+++ DATA SECTION +++
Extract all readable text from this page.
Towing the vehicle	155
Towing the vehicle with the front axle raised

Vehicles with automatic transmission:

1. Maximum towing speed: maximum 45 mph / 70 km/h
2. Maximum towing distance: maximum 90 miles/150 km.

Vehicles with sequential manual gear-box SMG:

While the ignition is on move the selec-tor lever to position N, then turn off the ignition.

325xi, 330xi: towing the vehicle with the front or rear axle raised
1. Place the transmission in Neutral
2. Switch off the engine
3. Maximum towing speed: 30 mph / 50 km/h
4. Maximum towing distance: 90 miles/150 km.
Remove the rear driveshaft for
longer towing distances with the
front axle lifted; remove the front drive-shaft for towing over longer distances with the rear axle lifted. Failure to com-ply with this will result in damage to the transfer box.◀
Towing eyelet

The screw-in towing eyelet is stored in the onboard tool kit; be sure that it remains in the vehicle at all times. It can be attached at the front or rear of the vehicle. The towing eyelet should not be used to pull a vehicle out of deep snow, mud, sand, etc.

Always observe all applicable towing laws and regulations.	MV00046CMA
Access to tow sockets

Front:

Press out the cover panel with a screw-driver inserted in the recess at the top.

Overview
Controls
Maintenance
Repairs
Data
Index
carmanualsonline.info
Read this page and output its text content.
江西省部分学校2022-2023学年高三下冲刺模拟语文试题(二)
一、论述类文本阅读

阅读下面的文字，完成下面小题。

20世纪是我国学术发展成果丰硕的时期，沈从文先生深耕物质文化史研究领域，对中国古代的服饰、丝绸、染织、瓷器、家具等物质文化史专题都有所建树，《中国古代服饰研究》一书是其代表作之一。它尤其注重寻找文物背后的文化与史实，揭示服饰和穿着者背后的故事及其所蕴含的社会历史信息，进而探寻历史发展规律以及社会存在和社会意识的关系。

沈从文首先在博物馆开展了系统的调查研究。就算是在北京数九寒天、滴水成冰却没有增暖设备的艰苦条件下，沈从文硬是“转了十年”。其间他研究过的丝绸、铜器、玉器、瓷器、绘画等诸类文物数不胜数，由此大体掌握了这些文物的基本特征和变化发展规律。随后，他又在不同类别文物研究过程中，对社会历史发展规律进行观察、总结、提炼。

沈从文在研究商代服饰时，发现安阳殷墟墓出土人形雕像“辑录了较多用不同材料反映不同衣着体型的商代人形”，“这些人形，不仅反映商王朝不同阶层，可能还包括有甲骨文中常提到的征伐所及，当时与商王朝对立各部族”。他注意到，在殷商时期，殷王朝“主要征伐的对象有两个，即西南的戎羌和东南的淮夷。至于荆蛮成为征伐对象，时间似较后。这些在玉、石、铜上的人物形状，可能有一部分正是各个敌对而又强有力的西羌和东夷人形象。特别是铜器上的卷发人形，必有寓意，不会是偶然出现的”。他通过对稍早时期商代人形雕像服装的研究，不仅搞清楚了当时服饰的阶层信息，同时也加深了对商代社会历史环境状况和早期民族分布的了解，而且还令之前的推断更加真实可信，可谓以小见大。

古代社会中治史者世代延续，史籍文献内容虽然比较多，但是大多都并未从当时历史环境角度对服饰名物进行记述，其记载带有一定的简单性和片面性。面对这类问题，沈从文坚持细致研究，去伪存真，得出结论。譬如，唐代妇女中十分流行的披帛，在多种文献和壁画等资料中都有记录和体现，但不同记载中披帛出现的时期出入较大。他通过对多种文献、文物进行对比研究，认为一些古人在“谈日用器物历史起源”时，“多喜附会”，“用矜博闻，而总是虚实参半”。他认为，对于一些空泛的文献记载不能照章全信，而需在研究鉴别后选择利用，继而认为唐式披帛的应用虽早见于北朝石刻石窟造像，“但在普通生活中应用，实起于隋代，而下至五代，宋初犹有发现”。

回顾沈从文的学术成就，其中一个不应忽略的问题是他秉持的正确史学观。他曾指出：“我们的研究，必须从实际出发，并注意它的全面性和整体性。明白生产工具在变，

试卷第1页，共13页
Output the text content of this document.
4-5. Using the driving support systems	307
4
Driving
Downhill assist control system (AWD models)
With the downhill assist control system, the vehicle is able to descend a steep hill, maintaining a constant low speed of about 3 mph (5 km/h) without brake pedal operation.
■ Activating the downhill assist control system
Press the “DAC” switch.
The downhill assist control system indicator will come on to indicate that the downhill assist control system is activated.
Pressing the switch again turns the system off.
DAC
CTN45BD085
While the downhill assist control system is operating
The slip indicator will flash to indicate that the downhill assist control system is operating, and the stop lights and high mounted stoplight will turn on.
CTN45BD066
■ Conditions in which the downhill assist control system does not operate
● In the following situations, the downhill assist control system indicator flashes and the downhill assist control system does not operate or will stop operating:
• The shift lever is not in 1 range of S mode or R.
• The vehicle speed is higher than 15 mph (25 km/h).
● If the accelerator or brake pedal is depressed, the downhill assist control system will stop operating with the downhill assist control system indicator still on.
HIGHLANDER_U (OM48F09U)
+++
WORK TO COMPLETE: Copy out every entry again, exactly as it was given.

OUTPUT FOR THIS EXERCISE:
Extract all readable text from this page.
Towing the vehicle	155
Towing the vehicle with the front axle raised

Vehicles with automatic transmission:

1. Maximum towing speed: maximum 45 mph / 70 km/h
2. Maximum towing distance: maximum 90 miles/150 km.

Vehicles with sequential manual gear-box SMG:

While the ignition is on move the selec-tor lever to position N, then turn off the ignition.

325xi, 330xi: towing the vehicle with the front or rear axle raised
1. Place the transmission in Neutral
2. Switch off the engine
3. Maximum towing speed: 30 mph / 50 km/h
4. Maximum towing distance: 90 miles/150 km.
Remove the rear driveshaft for
longer towing distances with the
front axle lifted; remove the front drive-shaft for towing over longer distances with the rear axle lifted. Failure to com-ply with this will result in damage to the transfer box.◀
Towing eyelet

The screw-in towing eyelet is stored in the onboard tool kit; be sure that it remains in the vehicle at all times. It can be attached at the front or rear of the vehicle. The towing eyelet should not be used to pull a vehicle out of deep snow, mud, sand, etc.

Always observe all applicable towing laws and regulations.	MV00046CMA
Access to tow sockets

Front:

Press out the cover panel with a screw-driver inserted in the recess at the top.

Overview
Controls
Maintenance
Repairs
Data
Index
carmanualsonline.info
Read this page and output its text content.
江西省部分学校2022-2023学年高三下冲刺模拟语文试题(二)
一、论述类文本阅读

阅读下面的文字，完成下面小题。

20世纪是我国学术发展成果丰硕的时期，沈从文先生深耕物质文化史研究领域，对中国古代的服饰、丝绸、染织、瓷器、家具等物质文化史专题都有所建树，《中国古代服饰研究》一书是其代表作之一。它尤其注重寻找文物背后的文化与史实，揭示服饰和穿着者背后的故事及其所蕴含的社会历史信息，进而探寻历史发展规律以及社会存在和社会意识的关系。

沈从文首先在博物馆开展了系统的调查研究。就算是在北京数九寒天、滴水成冰却没有增暖设备的艰苦条件下，沈从文硬是“转了十年”。其间他研究过的丝绸、铜器、玉器、瓷器、绘画等诸类文物数不胜数，由此大体掌握了这些文物的基本特征和变化发展规律。随后，他又在不同类别文物研究过程中，对社会历史发展规律进行观察、总结、提炼。

沈从文在研究商代服饰时，发现安阳殷墟墓出土人形雕像“辑录了较多用不同材料反映不同衣着体型的商代人形”，“这些人形，不仅反映商王朝不同阶层，可能还包括有甲骨文中常提到的征伐所及，当时与商王朝对立各部族”。他注意到，在殷商时期，殷王朝“主要征伐的对象有两个，即西南的戎羌和东南的淮夷。至于荆蛮成为征伐对象，时间似较后。这些在玉、石、铜上的人物形状，可能有一部分正是各个敌对而又强有力的西羌和东夷人形象。特别是铜器上的卷发人形，必有寓意，不会是偶然出现的”。他通过对稍早时期商代人形雕像服装的研究，不仅搞清楚了当时服饰的阶层信息，同时也加深了对商代社会历史环境状况和早期民族分布的了解，而且还令之前的推断更加真实可信，可谓以小见大。

古代社会中治史者世代延续，史籍文献内容虽然比较多，但是大多都并未从当时历史环境角度对服饰名物进行记述，其记载带有一定的简单性和片面性。面对这类问题，沈从文坚持细致研究，去伪存真，得出结论。譬如，唐代妇女中十分流行的披帛，在多种文献和壁画等资料中都有记录和体现，但不同记载中披帛出现的时期出入较大。他通过对多种文献、文物进行对比研究，认为一些古人在“谈日用器物历史起源”时，“多喜附会”，“用矜博闻，而总是虚实参半”。他认为，对于一些空泛的文献记载不能照章全信，而需在研究鉴别后选择利用，继而认为唐式披帛的应用虽早见于北朝石刻石窟造像，“但在普通生活中应用，实起于隋代，而下至五代，宋初犹有发现”。

回顾沈从文的学术成就，其中一个不应忽略的问题是他秉持的正确史学观。他曾指出：“我们的研究，必须从实际出发，并注意它的全面性和整体性。明白生产工具在变，

试卷第1页，共13页
Output the text content of this document.
4-5. Using the driving support systems	307
4
Driving
Downhill assist control system (AWD models)
With the downhill assist control system, the vehicle is able to descend a steep hill, maintaining a constant low speed of about 3 mph (5 km/h) without brake pedal operation.
■ Activating the downhill assist control system
Press the “DAC” switch.
The downhill assist control system indicator will come on to indicate that the downhill assist control system is activated.
Pressing the switch again turns the system off.
DAC
CTN45BD085
While the downhill assist control system is operating
The slip indicator will flash to indicate that the downhill assist control system is operating, and the stop lights and high mounted stoplight will turn on.
CTN45BD066
■ Conditions in which the downhill assist control system does not operate
● In the following situations, the downhill assist control system indicator flashes and the downhill assist control system does not operate or will stop operating:
• The shift lever is not in 1 range of S mode or R.
• The vehicle speed is higher than 15 mph (25 km/h).
● If the accelerator or brake pedal is depressed, the downhill assist control system will stop operating with the downhill assist control system indicator still on.
HIGHLANDER_U (OM48F09U)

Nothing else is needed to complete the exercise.